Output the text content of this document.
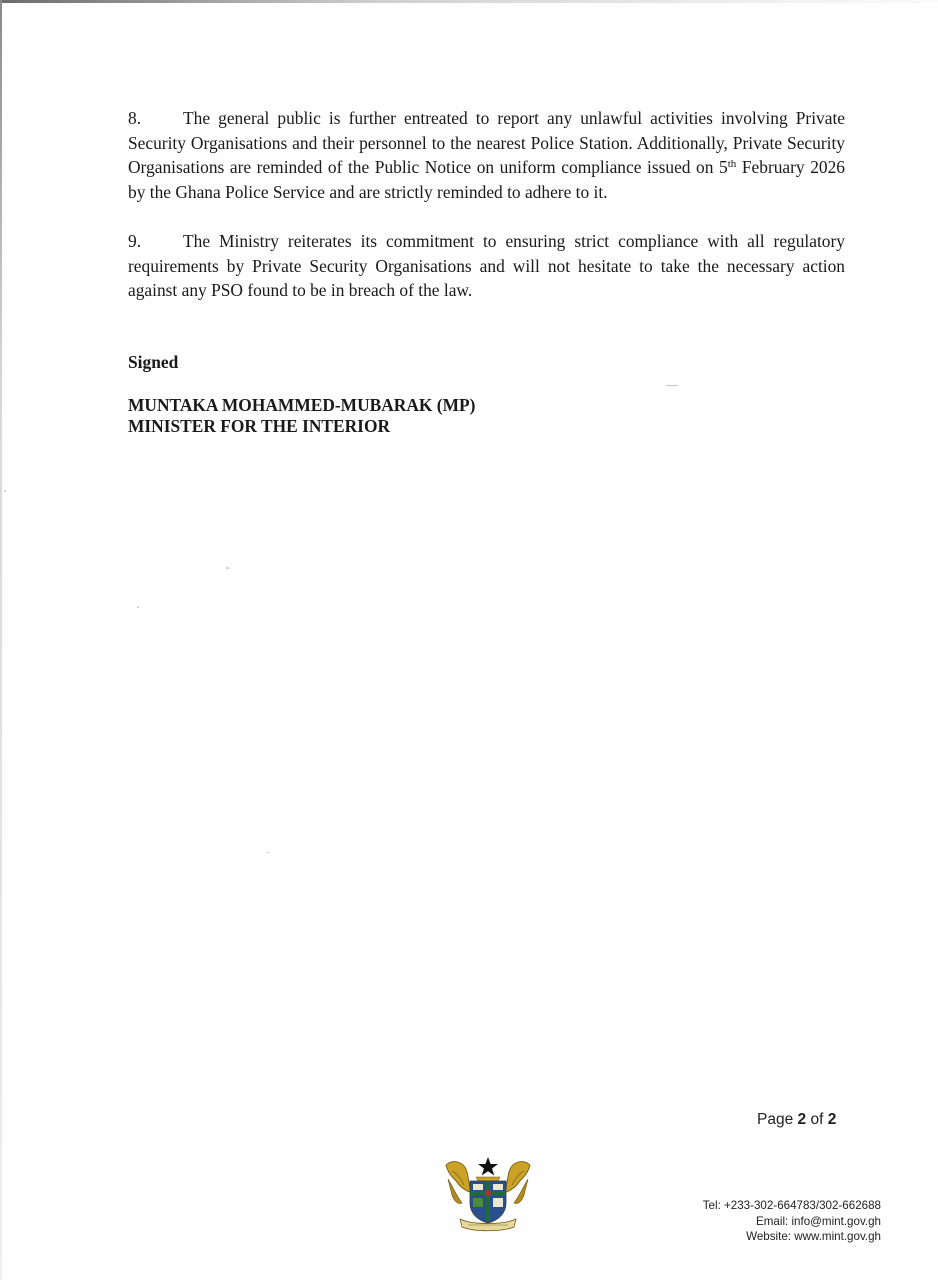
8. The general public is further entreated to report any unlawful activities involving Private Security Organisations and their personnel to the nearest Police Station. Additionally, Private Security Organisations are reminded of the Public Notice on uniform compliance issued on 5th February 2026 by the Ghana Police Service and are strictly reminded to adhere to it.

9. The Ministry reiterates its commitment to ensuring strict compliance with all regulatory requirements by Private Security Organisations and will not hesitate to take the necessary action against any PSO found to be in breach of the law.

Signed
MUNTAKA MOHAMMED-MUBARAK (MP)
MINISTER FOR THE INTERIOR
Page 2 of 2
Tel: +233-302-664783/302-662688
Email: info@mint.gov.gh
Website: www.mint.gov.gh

====================

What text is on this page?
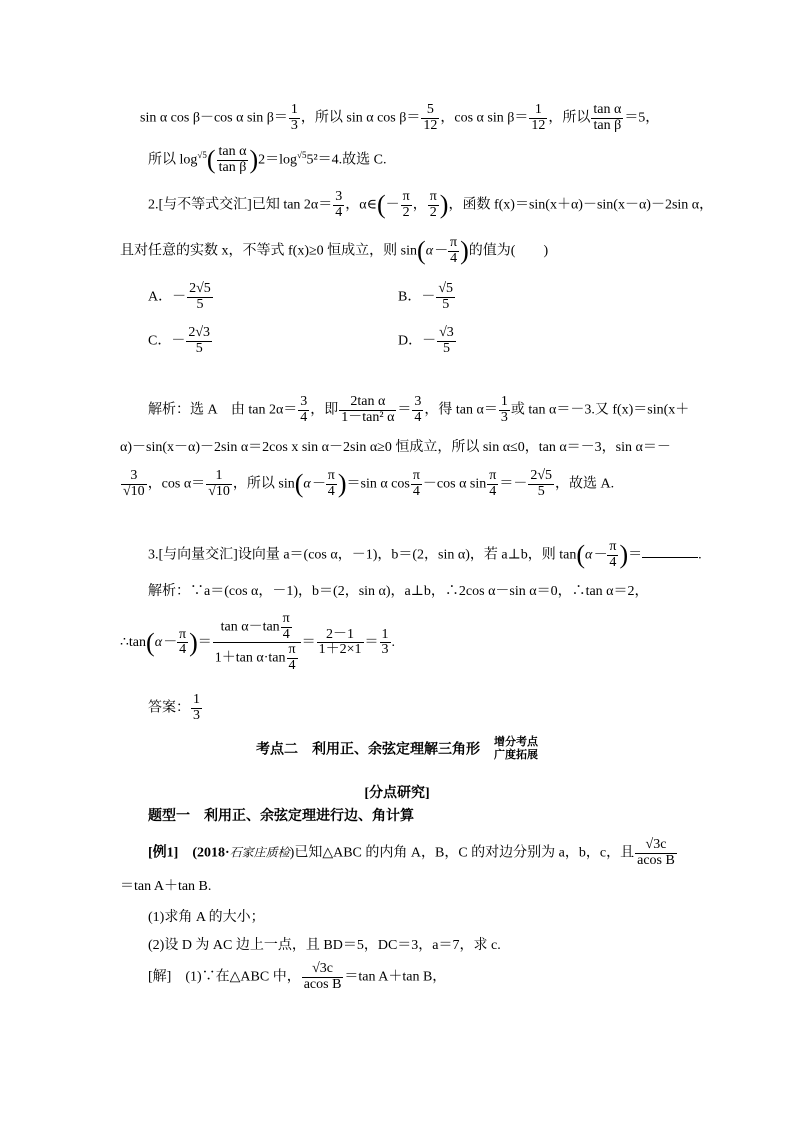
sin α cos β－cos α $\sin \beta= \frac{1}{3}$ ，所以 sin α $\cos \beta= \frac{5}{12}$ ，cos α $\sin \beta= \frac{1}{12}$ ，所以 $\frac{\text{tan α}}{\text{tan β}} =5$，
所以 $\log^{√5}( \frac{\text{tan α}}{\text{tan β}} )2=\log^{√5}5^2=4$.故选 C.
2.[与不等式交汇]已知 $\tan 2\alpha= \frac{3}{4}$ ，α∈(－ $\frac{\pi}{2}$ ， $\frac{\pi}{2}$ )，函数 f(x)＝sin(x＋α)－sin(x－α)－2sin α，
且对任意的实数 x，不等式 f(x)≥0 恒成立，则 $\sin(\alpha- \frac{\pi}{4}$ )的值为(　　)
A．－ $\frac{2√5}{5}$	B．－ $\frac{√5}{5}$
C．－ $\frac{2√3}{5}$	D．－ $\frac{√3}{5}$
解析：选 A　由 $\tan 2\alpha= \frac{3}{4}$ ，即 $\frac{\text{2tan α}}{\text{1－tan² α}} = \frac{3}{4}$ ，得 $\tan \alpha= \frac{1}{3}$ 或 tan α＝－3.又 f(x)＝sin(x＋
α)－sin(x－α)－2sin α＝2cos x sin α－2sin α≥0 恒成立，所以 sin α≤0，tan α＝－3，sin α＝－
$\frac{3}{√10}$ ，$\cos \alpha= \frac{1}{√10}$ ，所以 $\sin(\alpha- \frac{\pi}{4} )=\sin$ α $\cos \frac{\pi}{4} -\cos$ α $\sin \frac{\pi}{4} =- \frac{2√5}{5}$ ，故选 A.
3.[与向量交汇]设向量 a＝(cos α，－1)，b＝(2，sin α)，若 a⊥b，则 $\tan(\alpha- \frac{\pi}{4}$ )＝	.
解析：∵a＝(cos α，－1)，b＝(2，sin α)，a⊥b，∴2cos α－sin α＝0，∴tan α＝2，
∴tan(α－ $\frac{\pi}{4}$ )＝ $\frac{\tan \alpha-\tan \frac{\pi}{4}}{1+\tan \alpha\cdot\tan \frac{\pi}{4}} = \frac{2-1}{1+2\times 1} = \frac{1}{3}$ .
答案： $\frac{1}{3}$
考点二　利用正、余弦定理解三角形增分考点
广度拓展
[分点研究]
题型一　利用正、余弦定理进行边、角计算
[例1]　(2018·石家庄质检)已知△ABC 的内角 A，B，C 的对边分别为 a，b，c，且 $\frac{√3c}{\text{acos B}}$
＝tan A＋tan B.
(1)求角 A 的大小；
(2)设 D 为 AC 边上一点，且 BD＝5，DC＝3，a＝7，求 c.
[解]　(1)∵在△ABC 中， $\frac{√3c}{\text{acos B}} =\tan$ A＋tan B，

====================

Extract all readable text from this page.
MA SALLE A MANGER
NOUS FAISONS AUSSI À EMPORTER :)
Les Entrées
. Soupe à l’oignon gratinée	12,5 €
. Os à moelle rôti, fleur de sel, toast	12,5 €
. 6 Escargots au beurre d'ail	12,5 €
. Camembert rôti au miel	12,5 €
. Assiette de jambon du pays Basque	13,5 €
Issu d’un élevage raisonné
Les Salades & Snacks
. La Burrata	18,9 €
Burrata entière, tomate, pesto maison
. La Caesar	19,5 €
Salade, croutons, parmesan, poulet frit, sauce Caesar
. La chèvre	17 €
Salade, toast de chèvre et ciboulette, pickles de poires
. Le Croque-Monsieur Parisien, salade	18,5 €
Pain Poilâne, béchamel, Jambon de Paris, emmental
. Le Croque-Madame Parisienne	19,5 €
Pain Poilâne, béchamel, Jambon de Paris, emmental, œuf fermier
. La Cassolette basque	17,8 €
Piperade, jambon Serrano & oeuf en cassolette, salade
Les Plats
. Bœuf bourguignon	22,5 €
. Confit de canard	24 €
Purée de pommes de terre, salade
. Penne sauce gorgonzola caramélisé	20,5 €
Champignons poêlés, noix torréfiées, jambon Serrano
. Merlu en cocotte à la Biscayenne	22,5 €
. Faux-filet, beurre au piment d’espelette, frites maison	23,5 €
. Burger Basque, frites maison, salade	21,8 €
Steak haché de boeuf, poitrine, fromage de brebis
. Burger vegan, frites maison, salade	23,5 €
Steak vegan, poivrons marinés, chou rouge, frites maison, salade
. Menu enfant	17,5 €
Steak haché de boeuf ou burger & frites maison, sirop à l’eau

====================

Say how many lines of the listing above contain "beurre", with no other words.

**Complete response:** 2